Acción requerida: Cambia "cuidado infantil" por "crianza de los hijos" y reproduce el fragmento sobre el IPR comenzando por "II. TAREAS DEL" y siguiendo hasta "aumentan sus ingresos.".

Fragmento proporcionado:
II. TAREAS DEL HOGAR Y VOLUNTARIADO
Una parte importante del trabajo más importante de nuestra sociedad se realiza en el marco de la familia y la comunidad: cuidado infantil, reparaciones en el hogar, voluntariado y demás. El PIB ignora estas contribuciones porque no hay intercambio de dinero. Para corregir esta omisión, el IPR incluye, entre otras cosas, el valor de las tareas del hogar calculado como el coste aproximado de contratar a alguien para que lo haga.

III. DISTRIBUCIÓN DE LA RENTA
Cuando la marea sube, no todos los barcos flotan; sobre todo si sigue aumentando la brecha entre los más ricos y el resto de los mortales. Tanto la teoría económica como el sentido común afirman que los pobres experimentan un beneficio mayor que los ricos cuando aumentan sus ingresos.
Por consiguiente, el IPR aumenta cuando los pobres reciben un porcentaje mayor de la renta nacional y desciende cuando se reduce su participación.

IV. AGOTAMIENTO DE RECURSOS
Si la presente actividad económica agota la base de recursos físicos disponible para el futuro, entonces realmente no está creando bienestar, sino que está cogiéndolo prestado de las generaciones futuras. El PIB cuenta ese préstamo como una renta actual, mientras que el IPR considera el agotamiento o la degradación de los humedales, las tierras de labranza y los minerales no renovables (incluyendo el petróleo) como un coste actual.

Datos de segmentación de la página
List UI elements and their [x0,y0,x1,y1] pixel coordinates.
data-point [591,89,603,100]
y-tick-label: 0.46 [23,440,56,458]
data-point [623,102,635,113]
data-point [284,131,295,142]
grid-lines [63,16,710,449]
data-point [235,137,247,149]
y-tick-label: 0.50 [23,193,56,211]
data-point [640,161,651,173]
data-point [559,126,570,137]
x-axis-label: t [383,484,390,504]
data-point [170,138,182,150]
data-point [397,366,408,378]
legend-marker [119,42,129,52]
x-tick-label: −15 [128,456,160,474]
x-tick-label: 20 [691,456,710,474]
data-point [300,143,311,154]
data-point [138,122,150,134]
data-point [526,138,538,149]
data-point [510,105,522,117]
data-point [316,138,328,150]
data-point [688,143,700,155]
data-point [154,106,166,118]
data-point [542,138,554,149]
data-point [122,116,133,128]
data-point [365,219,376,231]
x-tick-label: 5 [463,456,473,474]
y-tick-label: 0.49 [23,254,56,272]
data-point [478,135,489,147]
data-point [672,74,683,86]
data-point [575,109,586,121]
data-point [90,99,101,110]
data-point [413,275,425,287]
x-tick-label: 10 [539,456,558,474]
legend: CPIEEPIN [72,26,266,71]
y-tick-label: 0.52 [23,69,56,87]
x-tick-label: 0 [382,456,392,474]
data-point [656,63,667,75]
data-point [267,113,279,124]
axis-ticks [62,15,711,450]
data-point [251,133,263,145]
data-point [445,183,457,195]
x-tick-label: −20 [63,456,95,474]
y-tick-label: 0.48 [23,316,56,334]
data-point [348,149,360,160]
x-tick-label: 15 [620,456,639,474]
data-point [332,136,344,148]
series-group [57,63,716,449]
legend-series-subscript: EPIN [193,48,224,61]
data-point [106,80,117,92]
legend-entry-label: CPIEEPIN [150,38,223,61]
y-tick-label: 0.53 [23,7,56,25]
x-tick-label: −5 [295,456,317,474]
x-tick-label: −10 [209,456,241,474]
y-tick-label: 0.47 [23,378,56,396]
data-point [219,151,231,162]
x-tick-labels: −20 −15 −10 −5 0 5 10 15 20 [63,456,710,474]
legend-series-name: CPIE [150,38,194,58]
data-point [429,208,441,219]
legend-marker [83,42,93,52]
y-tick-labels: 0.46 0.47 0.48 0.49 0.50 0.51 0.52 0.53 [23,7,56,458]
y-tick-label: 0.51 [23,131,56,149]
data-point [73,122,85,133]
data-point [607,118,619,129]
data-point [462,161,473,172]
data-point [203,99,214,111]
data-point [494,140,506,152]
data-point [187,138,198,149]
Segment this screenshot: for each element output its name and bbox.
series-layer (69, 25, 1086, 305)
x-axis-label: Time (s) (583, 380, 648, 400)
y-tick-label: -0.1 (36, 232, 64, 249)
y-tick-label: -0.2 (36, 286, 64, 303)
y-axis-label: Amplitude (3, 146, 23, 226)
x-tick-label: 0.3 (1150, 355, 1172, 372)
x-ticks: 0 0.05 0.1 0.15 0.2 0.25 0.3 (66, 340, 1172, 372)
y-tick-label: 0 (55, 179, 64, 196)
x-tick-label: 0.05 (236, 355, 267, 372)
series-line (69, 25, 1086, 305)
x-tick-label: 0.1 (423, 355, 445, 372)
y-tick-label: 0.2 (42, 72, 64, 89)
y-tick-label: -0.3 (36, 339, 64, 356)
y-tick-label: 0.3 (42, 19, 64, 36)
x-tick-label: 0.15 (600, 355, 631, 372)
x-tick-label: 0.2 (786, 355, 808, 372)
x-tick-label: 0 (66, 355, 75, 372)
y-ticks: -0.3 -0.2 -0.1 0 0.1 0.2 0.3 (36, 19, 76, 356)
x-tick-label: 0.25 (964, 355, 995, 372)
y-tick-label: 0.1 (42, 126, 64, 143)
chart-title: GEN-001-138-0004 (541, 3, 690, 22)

Resultado:
II. TAREAS DEL HOGAR Y VOLUNTARIADO
Una parte importante del trabajo más importante de nuestra sociedad se realiza en el marco de la familia y la comunidad: crianza de los hijos, reparaciones en el hogar, voluntariado y demás. El PIB ignora estas contribuciones porque no hay intercambio de dinero. Para corregir esta omisión, el IPR incluye, entre otras cosas, el valor de las tareas del hogar calculado como el coste aproximado de contratar a alguien para que lo haga.

III. DISTRIBUCIÓN DE LA RENTA
Cuando la marea sube, no todos los barcos flotan; sobre todo si sigue aumentando la brecha entre los más ricos y el resto de los mortales. Tanto la teoría económica como el sentido común afirman que los pobres experimentan un beneficio mayor que los ricos cuando aumentan sus ingresos.